The data:
-------

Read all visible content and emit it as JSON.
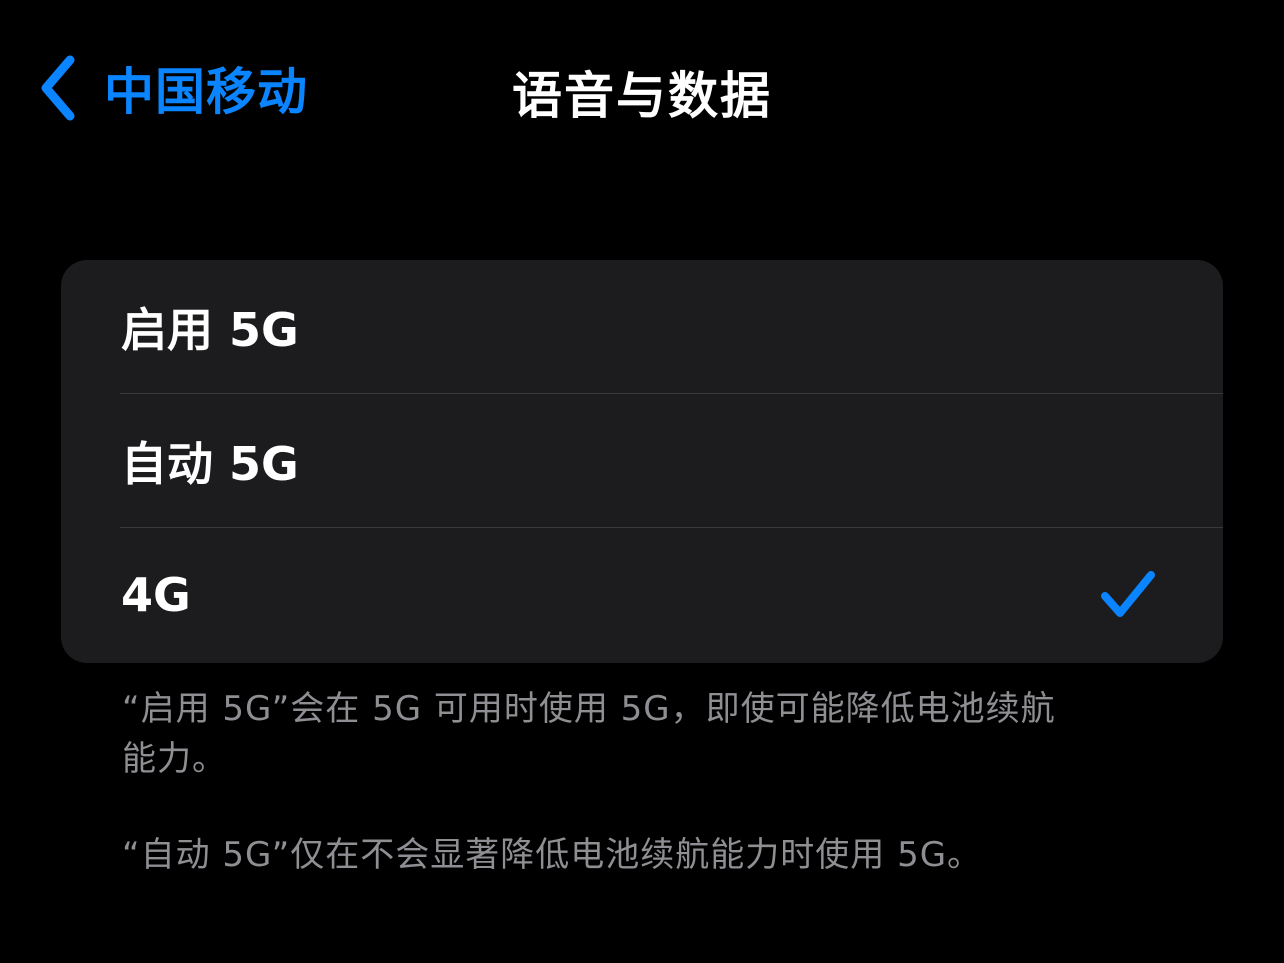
{
  "nav": {
    "back_label": "中国移动",
    "title": "语音与数据"
  },
  "options": [
    {
      "label": "启用 5G",
      "selected": false
    },
    {
      "label": "自动 5G",
      "selected": false
    },
    {
      "label": "4G",
      "selected": true
    }
  ],
  "footer": {
    "note1": "“启用 5G”会在 5G 可用时使用 5G，即使可能降低电池续航能力。",
    "note2": "“自动 5G”仅在不会显著降低电池续航能力时使用 5G。"
  },
  "colors": {
    "accent": "#0a84ff",
    "background": "#000000",
    "group_background": "#1c1c1e",
    "separator": "#3a3a3c",
    "secondary_text": "#8e8e93"
  },
  "icons": {
    "back": "chevron-left-icon",
    "selected": "checkmark-icon"
  }
}
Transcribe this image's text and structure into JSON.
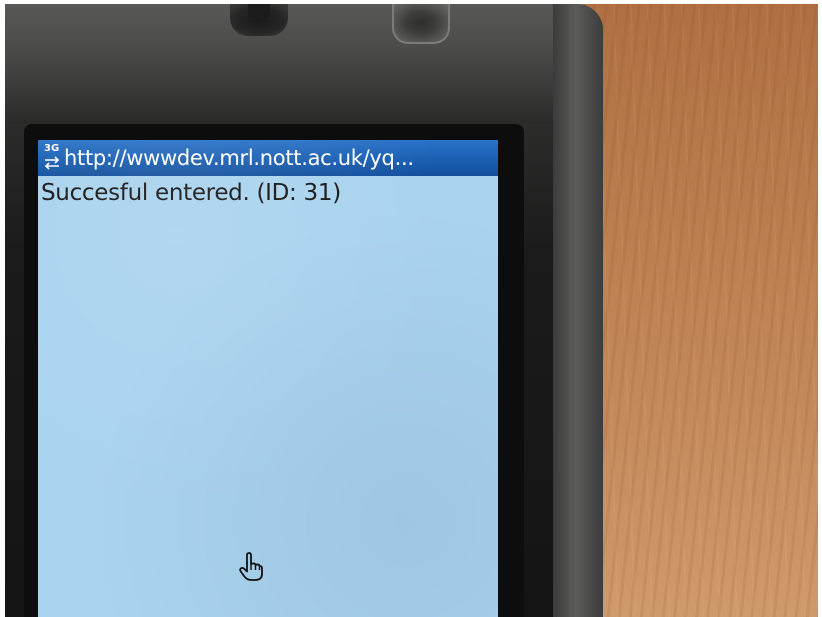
{
  "browser": {
    "network_indicator": "3G",
    "network_icon": "transfer-arrows-icon",
    "address_url": "http://wwwdev.mrl.nott.ac.uk/yq..."
  },
  "page": {
    "message": "Succesful entered. (ID: 31)"
  },
  "cursor": {
    "icon": "hand-pointer-icon"
  },
  "colors": {
    "title_bar": "#1b5fb2",
    "screen_background": "#a9d3ee",
    "message_text": "#141414",
    "phone_body": "#1b1b1b",
    "desk": "#bc7f50"
  }
}
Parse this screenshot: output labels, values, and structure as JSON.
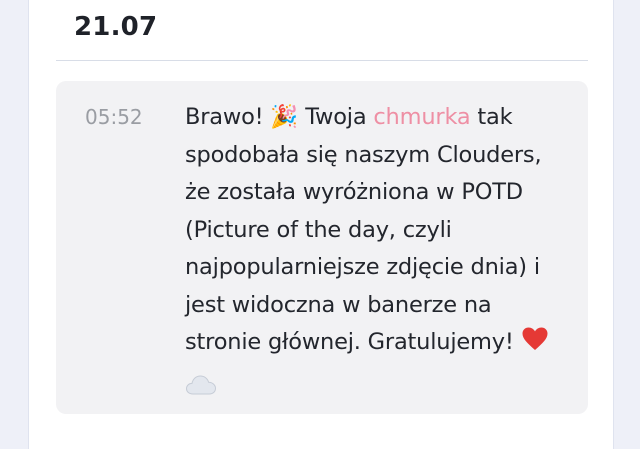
{
  "date_heading": "21.07",
  "message": {
    "time": "05:52",
    "text_before_link": "Brawo! ",
    "party_emoji": "🎉",
    "text_after_emoji": " Twoja ",
    "link_text": "chmurka",
    "text_after_link": " tak spodobała się naszym Clouders, że została wyróżniona w POTD (Picture of the day, czyli najpopularniejsze zdjęcie dnia) i jest widoczna w banerze na stronie głównej. Gratulujemy! ",
    "heart_emoji": "❤️",
    "cloud_emoji": "☁️"
  },
  "colors": {
    "link": "#ee8fa4",
    "bubble_bg": "#f2f2f4",
    "time": "#9a9da3",
    "heart": "#e53935"
  }
}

-------

Instruction:
Give every record back exactly as it reads, with no images.

Correct result:
Read all visible content and emit it as JSON.
{
  "nav": {
    "back_label": "中国移动",
    "title": "语音与数据"
  },
  "options": [
    {
      "label": "启用 5G",
      "selected": false
    },
    {
      "label": "自动 5G",
      "selected": false
    },
    {
      "label": "4G",
      "selected": true
    }
  ],
  "footer": {
    "note1": "“启用 5G”会在 5G 可用时使用 5G，即使可能降低电池续航能力。",
    "note2": "“自动 5G”仅在不会显著降低电池续航能力时使用 5G。"
  },
  "colors": {
    "accent": "#0a84ff",
    "background": "#000000",
    "group_background": "#1c1c1e",
    "separator": "#3a3a3c",
    "secondary_text": "#8e8e93"
  },
  "icons": {
    "back": "chevron-left-icon",
    "selected": "checkmark-icon"
  }
}
Transcribe this image's text and structure into JSON.
{
  "browser": {
    "network_indicator": "3G",
    "network_icon": "transfer-arrows-icon",
    "address_url": "http://wwwdev.mrl.nott.ac.uk/yq..."
  },
  "page": {
    "message": "Succesful entered. (ID: 31)"
  },
  "cursor": {
    "icon": "hand-pointer-icon"
  },
  "colors": {
    "title_bar": "#1b5fb2",
    "screen_background": "#a9d3ee",
    "message_text": "#141414",
    "phone_body": "#1b1b1b",
    "desk": "#bc7f50"
  }
}
Parse this screenshot: output labels, values, and structure as JSON.
{
  "date_heading": "21.07",
  "message": {
    "time": "05:52",
    "text_before_link": "Brawo! ",
    "party_emoji": "🎉",
    "text_after_emoji": " Twoja ",
    "link_text": "chmurka",
    "text_after_link": " tak spodobała się naszym Clouders, że została wyróżniona w POTD (Picture of the day, czyli najpopularniejsze zdjęcie dnia) i jest widoczna w banerze na stronie głównej. Gratulujemy! ",
    "heart_emoji": "❤️",
    "cloud_emoji": "☁️"
  },
  "colors": {
    "link": "#ee8fa4",
    "bubble_bg": "#f2f2f4",
    "time": "#9a9da3",
    "heart": "#e53935"
  }
}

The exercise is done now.